[Opening SUPPLIED TEXT section]
Exercice 1: (check the solution) Perform the curve evolution. You need to resample it a few times.


Geodesic Active Contours

Geodesic active contours minimize a weighted length \[ E(\ga) = \int_0^1 W(\ga(t)) \norm{\ga'(t)} d t, \] where \(W(x)>0\) is the geodesic metric, that should be small in areas where the image should be segmented.

Create a synthetic weight \(W(x)\).

n = 200;
nbumps = 40;
theta = rand(nbumps,1)*2*pi;
r = .6*n/2; a = [.62*n .6*n];
x = round( a(1) + r*cos(theta) );
y = round( a(2) + r*sin(theta) );
W = zeros(n); W( x + (y-1)*n ) = 1;
W = perform_blurring(W,10);
W = rescale( -min(W,.05), .3,1);

Display the metric.


Pre-compute the gradient \(\nabla W(x)\) of the metric.
[Closing SUPPLIED TEXT section]
### ACTIVITY LIST
- A) From the geodesic active contours text above, return the part starting at "Geodesic active contours minimize" and ending at "should be segmented.", copied word for word.
- B) Using the geodesic active contours text above, tell whether each statement agrees with it, answering yes or no and quoting the words that decide it: (i) The metric W(x) is greater than zero. (ii) The metric should be large in areas where the image should be segmented. (iii) The curve has to be resampled a few times during the evolution.
- C) Sum up the geodesic active contours text above in two sentences.
[Opening RECORDS section]
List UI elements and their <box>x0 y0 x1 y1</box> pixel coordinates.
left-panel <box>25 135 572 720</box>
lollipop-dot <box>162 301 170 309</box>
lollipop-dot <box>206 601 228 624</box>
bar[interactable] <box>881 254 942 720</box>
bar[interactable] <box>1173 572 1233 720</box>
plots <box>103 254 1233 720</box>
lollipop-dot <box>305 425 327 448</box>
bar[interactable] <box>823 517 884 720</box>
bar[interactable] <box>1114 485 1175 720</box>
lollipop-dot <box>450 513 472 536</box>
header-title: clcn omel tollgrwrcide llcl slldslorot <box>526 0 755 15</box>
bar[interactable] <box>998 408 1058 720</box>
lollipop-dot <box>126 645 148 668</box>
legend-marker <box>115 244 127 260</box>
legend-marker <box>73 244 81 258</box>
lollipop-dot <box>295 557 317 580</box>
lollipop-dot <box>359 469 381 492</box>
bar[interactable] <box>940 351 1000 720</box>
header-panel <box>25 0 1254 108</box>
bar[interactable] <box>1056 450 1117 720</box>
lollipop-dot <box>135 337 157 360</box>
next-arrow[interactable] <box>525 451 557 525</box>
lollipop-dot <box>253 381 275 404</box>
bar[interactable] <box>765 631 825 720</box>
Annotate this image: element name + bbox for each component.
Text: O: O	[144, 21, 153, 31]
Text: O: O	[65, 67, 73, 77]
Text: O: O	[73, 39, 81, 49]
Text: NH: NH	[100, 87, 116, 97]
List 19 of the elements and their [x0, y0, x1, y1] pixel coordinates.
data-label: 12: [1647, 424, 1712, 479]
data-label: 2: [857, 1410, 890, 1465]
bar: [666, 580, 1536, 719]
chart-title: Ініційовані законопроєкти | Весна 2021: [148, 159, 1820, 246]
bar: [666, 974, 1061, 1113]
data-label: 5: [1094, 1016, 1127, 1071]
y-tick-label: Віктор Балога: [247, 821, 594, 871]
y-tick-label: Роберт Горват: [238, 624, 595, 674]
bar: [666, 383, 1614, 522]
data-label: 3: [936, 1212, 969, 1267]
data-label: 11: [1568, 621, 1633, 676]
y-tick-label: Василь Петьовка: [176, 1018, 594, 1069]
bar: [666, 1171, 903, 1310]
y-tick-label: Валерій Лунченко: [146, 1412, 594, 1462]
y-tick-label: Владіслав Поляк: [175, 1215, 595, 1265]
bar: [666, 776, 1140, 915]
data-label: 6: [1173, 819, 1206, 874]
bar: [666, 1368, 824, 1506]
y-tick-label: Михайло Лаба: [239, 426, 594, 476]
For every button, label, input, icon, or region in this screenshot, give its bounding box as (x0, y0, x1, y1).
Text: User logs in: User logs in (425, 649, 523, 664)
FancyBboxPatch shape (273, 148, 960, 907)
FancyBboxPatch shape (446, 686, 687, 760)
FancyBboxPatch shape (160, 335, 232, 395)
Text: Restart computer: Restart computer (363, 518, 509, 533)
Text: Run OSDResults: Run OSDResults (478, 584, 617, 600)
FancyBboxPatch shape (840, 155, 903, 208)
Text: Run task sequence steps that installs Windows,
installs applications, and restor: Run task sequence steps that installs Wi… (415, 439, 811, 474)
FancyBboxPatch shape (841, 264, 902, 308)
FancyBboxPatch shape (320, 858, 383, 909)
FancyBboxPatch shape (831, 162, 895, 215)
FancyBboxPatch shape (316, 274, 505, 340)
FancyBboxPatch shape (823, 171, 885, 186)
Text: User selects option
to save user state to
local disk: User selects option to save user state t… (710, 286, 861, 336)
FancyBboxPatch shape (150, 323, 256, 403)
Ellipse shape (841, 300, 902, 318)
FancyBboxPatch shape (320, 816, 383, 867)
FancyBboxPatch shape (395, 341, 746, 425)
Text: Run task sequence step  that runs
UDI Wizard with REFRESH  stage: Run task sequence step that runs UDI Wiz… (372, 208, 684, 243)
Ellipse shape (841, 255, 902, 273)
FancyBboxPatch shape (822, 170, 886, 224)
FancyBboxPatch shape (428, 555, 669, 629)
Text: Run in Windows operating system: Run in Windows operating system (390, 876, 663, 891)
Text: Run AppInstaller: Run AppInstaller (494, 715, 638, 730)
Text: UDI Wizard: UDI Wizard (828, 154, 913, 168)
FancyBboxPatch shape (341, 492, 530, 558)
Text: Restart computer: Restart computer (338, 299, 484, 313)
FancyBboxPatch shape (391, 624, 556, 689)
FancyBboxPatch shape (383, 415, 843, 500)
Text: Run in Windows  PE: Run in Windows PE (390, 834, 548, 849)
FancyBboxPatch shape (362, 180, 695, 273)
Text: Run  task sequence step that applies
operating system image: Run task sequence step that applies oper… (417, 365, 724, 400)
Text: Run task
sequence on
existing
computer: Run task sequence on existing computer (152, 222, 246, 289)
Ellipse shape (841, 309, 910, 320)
[Closing RECORDS section]
### EXPECTED RESULTS
- A)
Geodesic active contours minimize a weighted length \[ E(\ga) = \int_0^1 W(\ga(t)) \norm{\ga'(t)} d t, \] where \(W(x)>0\) is the geodesic metric, that should be small in areas where the image should be segmented.

- B)
(i) Yes: "\(W(x)>0\) is the geodesic metric"
(ii) No: "that should be small in areas where the image should be segmented"
(iii) Yes: "You need to resample it a few times."

- C) Geodesic active contours minimize a weighted length, where the metric W(x) is positive and should be small in areas where the image should be segmented. The text creates a synthetic weight, displays the metric, and pre-computes its gradient, and an exercise asks for the curve evolution with a few resamplings.